* **What needs to be done**
Restate the whole listing word for word. Pictures are left out.

A block of data:
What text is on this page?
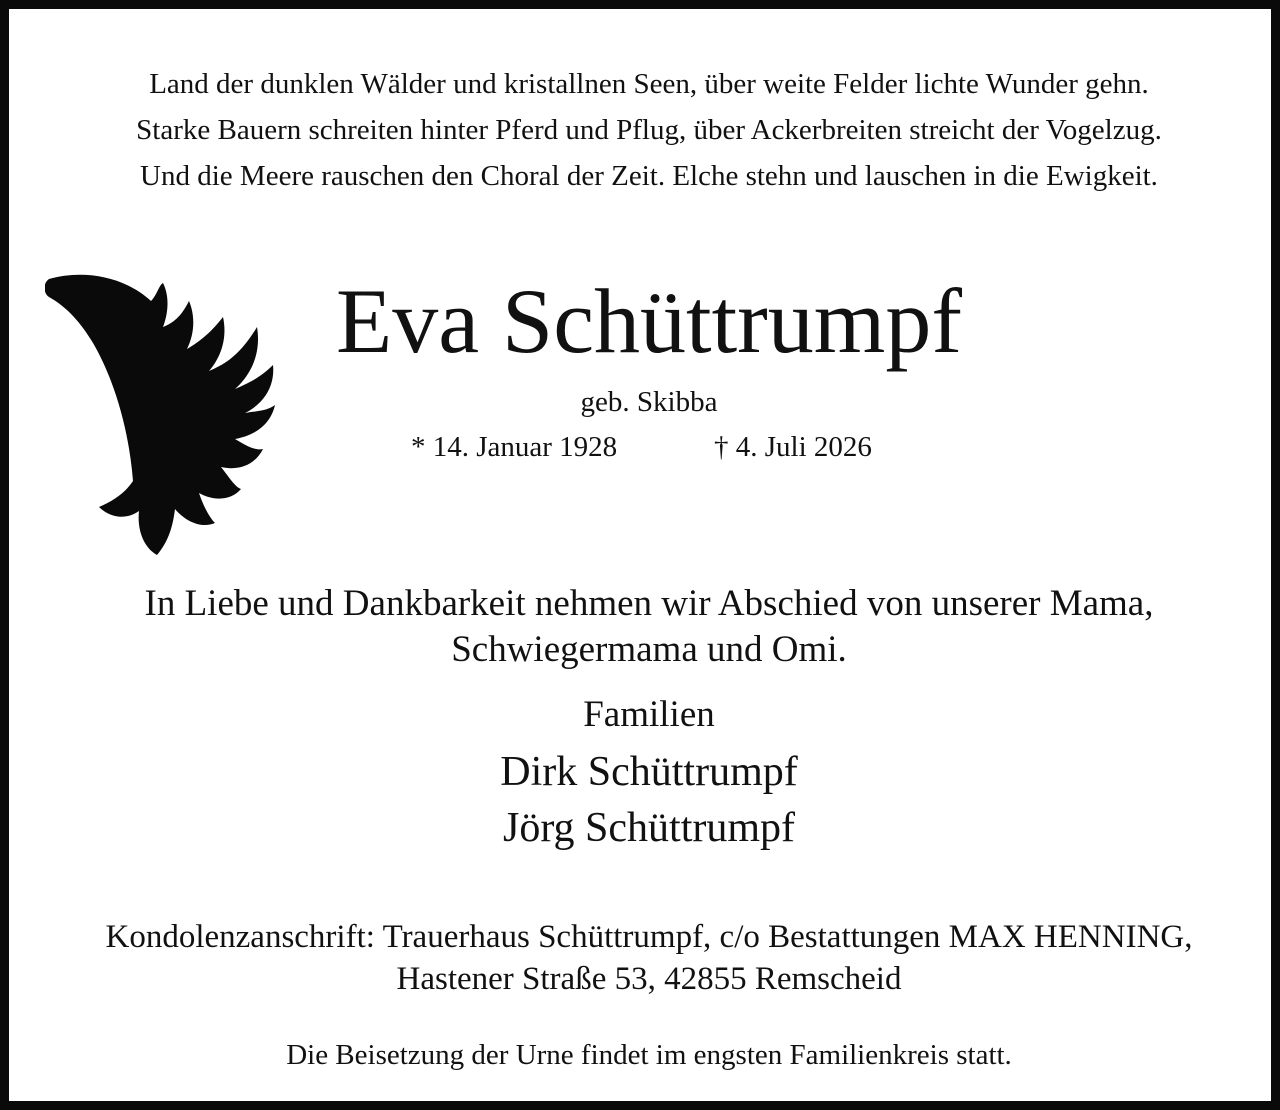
Land der dunklen Wälder und kristallnen Seen, über weite Felder lichte Wunder gehn.
Starke Bauern schreiten hinter Pferd und Pflug, über Ackerbreiten streicht der Vogelzug.
Und die Meere rauschen den Choral der Zeit. Elche stehn und lauschen in die Ewigkeit.
Eva Schüttrumpf
geb. Skibba
* 14. Januar 1928	† 4. Juli 2026
In Liebe und Dankbarkeit nehmen wir Abschied von unserer Mama,
Schwiegermama und Omi.
Familien
Dirk Schüttrumpf
Jörg Schüttrumpf
Kondolenzanschrift: Trauerhaus Schüttrumpf, c/o Bestattungen MAX HENNING,
Hastener Straße 53, 42855 Remscheid
Die Beisetzung der Urne findet im engsten Familienkreis statt.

* **Exercise response**
What text is on this page?
Land der dunklen Wälder und kristallnen Seen, über weite Felder lichte Wunder gehn.
Starke Bauern schreiten hinter Pferd und Pflug, über Ackerbreiten streicht der Vogelzug.
Und die Meere rauschen den Choral der Zeit. Elche stehn und lauschen in die Ewigkeit.
Eva Schüttrumpf
geb. Skibba
* 14. Januar 1928	† 4. Juli 2026
In Liebe und Dankbarkeit nehmen wir Abschied von unserer Mama,
Schwiegermama und Omi.
Familien
Dirk Schüttrumpf
Jörg Schüttrumpf
Kondolenzanschrift: Trauerhaus Schüttrumpf, c/o Bestattungen MAX HENNING,
Hastener Straße 53, 42855 Remscheid
Die Beisetzung der Urne findet im engsten Familienkreis statt.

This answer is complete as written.